Gather every line that includes the word "Harrison", please.
>>>>>
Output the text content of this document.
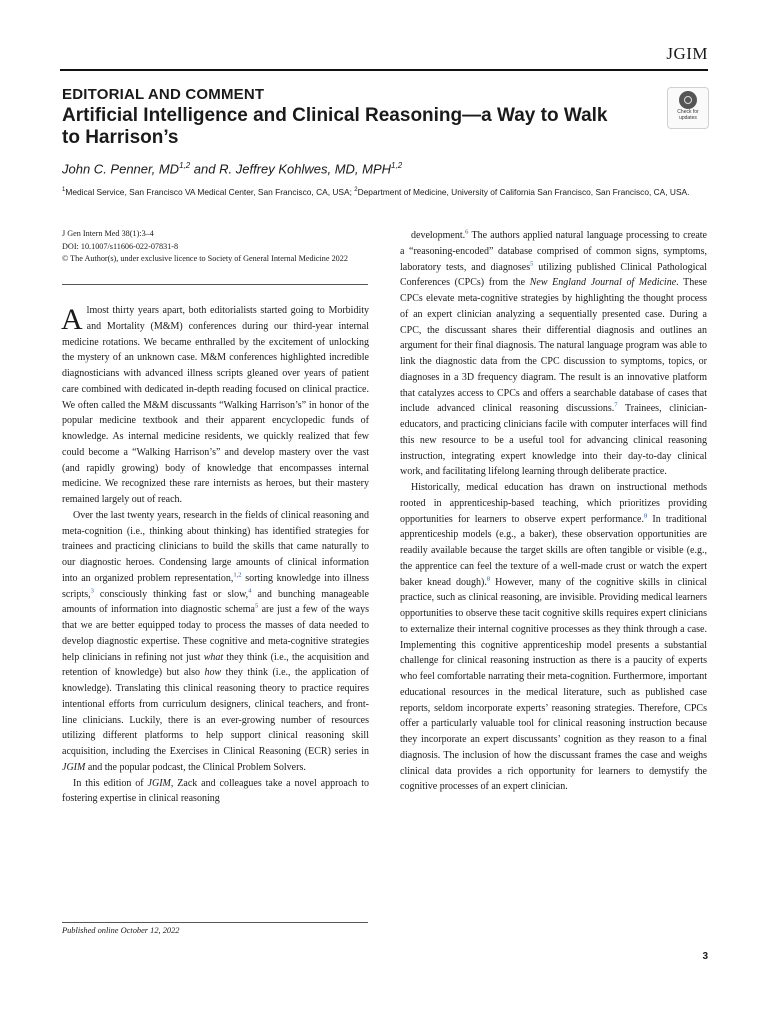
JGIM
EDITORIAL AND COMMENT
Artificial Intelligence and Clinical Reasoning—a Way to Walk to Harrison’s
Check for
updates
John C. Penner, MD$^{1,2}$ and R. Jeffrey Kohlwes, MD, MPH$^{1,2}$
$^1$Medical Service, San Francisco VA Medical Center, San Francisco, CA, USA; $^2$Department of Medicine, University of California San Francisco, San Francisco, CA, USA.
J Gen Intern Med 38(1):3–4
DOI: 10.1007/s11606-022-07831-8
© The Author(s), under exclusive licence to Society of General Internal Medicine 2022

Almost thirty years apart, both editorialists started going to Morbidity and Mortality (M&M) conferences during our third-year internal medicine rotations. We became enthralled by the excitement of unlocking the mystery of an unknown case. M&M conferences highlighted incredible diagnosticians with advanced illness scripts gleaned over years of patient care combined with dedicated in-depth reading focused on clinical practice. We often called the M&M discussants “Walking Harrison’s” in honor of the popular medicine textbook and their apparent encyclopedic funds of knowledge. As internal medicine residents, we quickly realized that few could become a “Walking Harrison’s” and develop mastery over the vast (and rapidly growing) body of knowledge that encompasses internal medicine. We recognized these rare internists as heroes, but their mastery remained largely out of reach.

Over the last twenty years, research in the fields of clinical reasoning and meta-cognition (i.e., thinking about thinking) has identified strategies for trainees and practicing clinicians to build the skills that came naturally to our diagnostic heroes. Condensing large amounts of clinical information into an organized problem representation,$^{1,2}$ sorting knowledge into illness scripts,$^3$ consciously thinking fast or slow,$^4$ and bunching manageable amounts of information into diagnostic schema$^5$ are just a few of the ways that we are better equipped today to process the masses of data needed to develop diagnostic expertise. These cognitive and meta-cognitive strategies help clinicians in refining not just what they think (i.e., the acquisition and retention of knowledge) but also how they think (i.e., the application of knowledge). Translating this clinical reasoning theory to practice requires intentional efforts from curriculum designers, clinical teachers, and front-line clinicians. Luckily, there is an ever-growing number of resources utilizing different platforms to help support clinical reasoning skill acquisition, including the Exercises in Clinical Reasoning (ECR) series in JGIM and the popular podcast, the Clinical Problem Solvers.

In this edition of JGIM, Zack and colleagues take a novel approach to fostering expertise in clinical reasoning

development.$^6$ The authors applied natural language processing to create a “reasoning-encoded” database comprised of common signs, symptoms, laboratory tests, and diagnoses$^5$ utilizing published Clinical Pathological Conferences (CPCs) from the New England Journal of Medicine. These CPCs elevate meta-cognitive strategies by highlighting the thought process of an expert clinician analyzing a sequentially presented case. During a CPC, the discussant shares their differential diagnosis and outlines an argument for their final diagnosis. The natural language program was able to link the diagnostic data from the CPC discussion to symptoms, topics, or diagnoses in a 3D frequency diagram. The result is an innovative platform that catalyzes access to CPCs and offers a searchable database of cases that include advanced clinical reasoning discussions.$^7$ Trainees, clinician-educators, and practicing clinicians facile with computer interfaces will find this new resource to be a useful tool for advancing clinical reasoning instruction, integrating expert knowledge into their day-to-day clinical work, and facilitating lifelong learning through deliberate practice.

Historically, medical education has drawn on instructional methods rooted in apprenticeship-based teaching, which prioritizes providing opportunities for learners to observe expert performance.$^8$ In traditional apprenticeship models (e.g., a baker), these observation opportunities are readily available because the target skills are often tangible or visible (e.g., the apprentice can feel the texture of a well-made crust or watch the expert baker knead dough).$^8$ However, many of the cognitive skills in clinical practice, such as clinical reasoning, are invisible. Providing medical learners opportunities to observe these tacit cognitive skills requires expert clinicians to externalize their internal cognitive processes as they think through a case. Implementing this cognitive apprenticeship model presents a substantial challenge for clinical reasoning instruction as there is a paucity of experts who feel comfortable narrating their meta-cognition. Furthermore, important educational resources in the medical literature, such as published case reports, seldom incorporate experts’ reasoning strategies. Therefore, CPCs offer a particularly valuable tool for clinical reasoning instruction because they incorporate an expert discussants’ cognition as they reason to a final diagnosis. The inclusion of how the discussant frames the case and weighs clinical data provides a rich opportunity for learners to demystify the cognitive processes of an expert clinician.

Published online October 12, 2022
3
<<<<<
:: RESULT FOR THIS EXERCISE ::
Artificial Intelligence and Clinical Reasoning—a Way to Walk to Harrison’s
Almost thirty years apart, both editorialists started going to Morbidity and Mortality (M&M) conferences during our third-year internal medicine rotations. We became enthralled by the excitement of unlocking the mystery of an unknown case. M&M conferences highlighted incredible diagnosticians with advanced illness scripts gleaned over years of patient care combined with dedicated in-depth reading focused on clinical practice. We often called the M&M discussants “Walking Harrison’s” in honor of the popular medicine textbook and their apparent encyclopedic funds of knowledge. As internal medicine residents, we quickly realized that few could become a “Walking Harrison’s” and develop mastery over the vast (and rapidly growing) body of knowledge that encompasses internal medicine. We recognized these rare internists as heroes, but their mastery remained largely out of reach.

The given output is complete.